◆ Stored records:
☆ ☆ ☆ ☆
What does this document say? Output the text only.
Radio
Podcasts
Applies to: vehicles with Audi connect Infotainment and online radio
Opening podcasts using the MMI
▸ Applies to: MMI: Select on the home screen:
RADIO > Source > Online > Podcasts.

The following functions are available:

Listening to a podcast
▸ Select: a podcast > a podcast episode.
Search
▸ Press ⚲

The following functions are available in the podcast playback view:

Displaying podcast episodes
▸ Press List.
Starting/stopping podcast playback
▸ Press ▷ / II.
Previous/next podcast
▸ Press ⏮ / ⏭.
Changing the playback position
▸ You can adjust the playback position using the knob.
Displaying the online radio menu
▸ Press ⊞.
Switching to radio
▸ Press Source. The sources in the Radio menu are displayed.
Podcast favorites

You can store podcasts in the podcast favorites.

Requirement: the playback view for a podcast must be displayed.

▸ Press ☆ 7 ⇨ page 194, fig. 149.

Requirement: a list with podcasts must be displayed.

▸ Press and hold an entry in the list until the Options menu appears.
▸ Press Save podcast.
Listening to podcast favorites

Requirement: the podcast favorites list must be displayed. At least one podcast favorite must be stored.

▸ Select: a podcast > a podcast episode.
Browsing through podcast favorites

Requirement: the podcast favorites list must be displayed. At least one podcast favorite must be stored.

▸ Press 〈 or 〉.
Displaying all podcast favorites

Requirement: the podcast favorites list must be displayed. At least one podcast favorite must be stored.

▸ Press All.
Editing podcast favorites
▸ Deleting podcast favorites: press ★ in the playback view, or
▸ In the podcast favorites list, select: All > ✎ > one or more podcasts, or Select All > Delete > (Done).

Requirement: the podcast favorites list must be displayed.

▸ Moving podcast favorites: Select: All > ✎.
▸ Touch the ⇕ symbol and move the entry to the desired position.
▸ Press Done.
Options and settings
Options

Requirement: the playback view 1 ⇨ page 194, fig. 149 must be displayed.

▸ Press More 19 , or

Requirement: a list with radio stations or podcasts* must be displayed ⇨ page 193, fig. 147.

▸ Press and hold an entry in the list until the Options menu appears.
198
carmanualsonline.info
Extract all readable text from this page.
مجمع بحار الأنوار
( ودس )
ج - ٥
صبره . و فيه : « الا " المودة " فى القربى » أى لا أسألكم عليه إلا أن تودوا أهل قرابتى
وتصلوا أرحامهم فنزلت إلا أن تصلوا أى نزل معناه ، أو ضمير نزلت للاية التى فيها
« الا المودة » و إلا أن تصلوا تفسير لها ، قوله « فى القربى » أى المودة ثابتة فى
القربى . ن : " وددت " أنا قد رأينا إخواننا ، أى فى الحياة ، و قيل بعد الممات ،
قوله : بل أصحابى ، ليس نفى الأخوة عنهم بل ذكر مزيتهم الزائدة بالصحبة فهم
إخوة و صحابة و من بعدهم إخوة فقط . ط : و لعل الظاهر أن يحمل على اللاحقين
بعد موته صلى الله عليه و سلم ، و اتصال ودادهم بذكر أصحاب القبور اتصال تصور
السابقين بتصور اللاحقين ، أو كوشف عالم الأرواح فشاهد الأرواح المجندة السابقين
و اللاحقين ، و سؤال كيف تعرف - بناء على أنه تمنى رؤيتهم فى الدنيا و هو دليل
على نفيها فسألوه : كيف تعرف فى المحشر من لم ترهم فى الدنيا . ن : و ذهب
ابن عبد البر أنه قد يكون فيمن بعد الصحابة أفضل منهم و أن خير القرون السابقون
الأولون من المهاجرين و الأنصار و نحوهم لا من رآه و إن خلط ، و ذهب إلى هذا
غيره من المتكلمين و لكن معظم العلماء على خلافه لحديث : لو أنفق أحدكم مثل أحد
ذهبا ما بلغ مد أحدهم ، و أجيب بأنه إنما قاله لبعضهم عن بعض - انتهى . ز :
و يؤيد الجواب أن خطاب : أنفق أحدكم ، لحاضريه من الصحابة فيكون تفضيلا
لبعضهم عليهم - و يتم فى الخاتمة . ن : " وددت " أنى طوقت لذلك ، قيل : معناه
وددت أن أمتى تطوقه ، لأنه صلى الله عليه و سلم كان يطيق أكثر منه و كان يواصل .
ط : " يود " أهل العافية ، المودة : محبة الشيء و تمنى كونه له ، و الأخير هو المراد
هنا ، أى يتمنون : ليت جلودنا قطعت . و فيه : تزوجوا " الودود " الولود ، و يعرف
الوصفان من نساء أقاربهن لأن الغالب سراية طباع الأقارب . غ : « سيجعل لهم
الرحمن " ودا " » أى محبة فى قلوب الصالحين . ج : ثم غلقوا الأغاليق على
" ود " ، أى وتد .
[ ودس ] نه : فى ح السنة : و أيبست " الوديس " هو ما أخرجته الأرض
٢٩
☆ ☆ ☆ ☆
◆ The problem:
Make an exact copy of the records.

◆ Correct answer:
What does this document say? Output the text only.
Radio
Podcasts
Applies to: vehicles with Audi connect Infotainment and online radio
Opening podcasts using the MMI
▸ Applies to: MMI: Select on the home screen:
RADIO > Source > Online > Podcasts.

The following functions are available:

Listening to a podcast
▸ Select: a podcast > a podcast episode.
Search
▸ Press ⚲

The following functions are available in the podcast playback view:

Displaying podcast episodes
▸ Press List.
Starting/stopping podcast playback
▸ Press ▷ / II.
Previous/next podcast
▸ Press ⏮ / ⏭.
Changing the playback position
▸ You can adjust the playback position using the knob.
Displaying the online radio menu
▸ Press ⊞.
Switching to radio
▸ Press Source. The sources in the Radio menu are displayed.
Podcast favorites

You can store podcasts in the podcast favorites.

Requirement: the playback view for a podcast must be displayed.

▸ Press ☆ 7 ⇨ page 194, fig. 149.

Requirement: a list with podcasts must be displayed.

▸ Press and hold an entry in the list until the Options menu appears.
▸ Press Save podcast.
Listening to podcast favorites

Requirement: the podcast favorites list must be displayed. At least one podcast favorite must be stored.

▸ Select: a podcast > a podcast episode.
Browsing through podcast favorites

Requirement: the podcast favorites list must be displayed. At least one podcast favorite must be stored.

▸ Press 〈 or 〉.
Displaying all podcast favorites

Requirement: the podcast favorites list must be displayed. At least one podcast favorite must be stored.

▸ Press All.
Editing podcast favorites
▸ Deleting podcast favorites: press ★ in the playback view, or
▸ In the podcast favorites list, select: All > ✎ > one or more podcasts, or Select All > Delete > (Done).

Requirement: the podcast favorites list must be displayed.

▸ Moving podcast favorites: Select: All > ✎.
▸ Touch the ⇕ symbol and move the entry to the desired position.
▸ Press Done.
Options and settings
Options

Requirement: the playback view 1 ⇨ page 194, fig. 149 must be displayed.

▸ Press More 19 , or

Requirement: a list with radio stations or podcasts* must be displayed ⇨ page 193, fig. 147.

▸ Press and hold an entry in the list until the Options menu appears.
198
carmanualsonline.info
Extract all readable text from this page.
مجمع بحار الأنوار
( ودس )
ج - ٥
صبره . و فيه : « الا " المودة " فى القربى » أى لا أسألكم عليه إلا أن تودوا أهل قرابتى
وتصلوا أرحامهم فنزلت إلا أن تصلوا أى نزل معناه ، أو ضمير نزلت للاية التى فيها
« الا المودة » و إلا أن تصلوا تفسير لها ، قوله « فى القربى » أى المودة ثابتة فى
القربى . ن : " وددت " أنا قد رأينا إخواننا ، أى فى الحياة ، و قيل بعد الممات ،
قوله : بل أصحابى ، ليس نفى الأخوة عنهم بل ذكر مزيتهم الزائدة بالصحبة فهم
إخوة و صحابة و من بعدهم إخوة فقط . ط : و لعل الظاهر أن يحمل على اللاحقين
بعد موته صلى الله عليه و سلم ، و اتصال ودادهم بذكر أصحاب القبور اتصال تصور
السابقين بتصور اللاحقين ، أو كوشف عالم الأرواح فشاهد الأرواح المجندة السابقين
و اللاحقين ، و سؤال كيف تعرف - بناء على أنه تمنى رؤيتهم فى الدنيا و هو دليل
على نفيها فسألوه : كيف تعرف فى المحشر من لم ترهم فى الدنيا . ن : و ذهب
ابن عبد البر أنه قد يكون فيمن بعد الصحابة أفضل منهم و أن خير القرون السابقون
الأولون من المهاجرين و الأنصار و نحوهم لا من رآه و إن خلط ، و ذهب إلى هذا
غيره من المتكلمين و لكن معظم العلماء على خلافه لحديث : لو أنفق أحدكم مثل أحد
ذهبا ما بلغ مد أحدهم ، و أجيب بأنه إنما قاله لبعضهم عن بعض - انتهى . ز :
و يؤيد الجواب أن خطاب : أنفق أحدكم ، لحاضريه من الصحابة فيكون تفضيلا
لبعضهم عليهم - و يتم فى الخاتمة . ن : " وددت " أنى طوقت لذلك ، قيل : معناه
وددت أن أمتى تطوقه ، لأنه صلى الله عليه و سلم كان يطيق أكثر منه و كان يواصل .
ط : " يود " أهل العافية ، المودة : محبة الشيء و تمنى كونه له ، و الأخير هو المراد
هنا ، أى يتمنون : ليت جلودنا قطعت . و فيه : تزوجوا " الودود " الولود ، و يعرف
الوصفان من نساء أقاربهن لأن الغالب سراية طباع الأقارب . غ : « سيجعل لهم
الرحمن " ودا " » أى محبة فى قلوب الصالحين . ج : ثم غلقوا الأغاليق على
" ود " ، أى وتد .
[ ودس ] نه : فى ح السنة : و أيبست " الوديس " هو ما أخرجته الأرض
٢٩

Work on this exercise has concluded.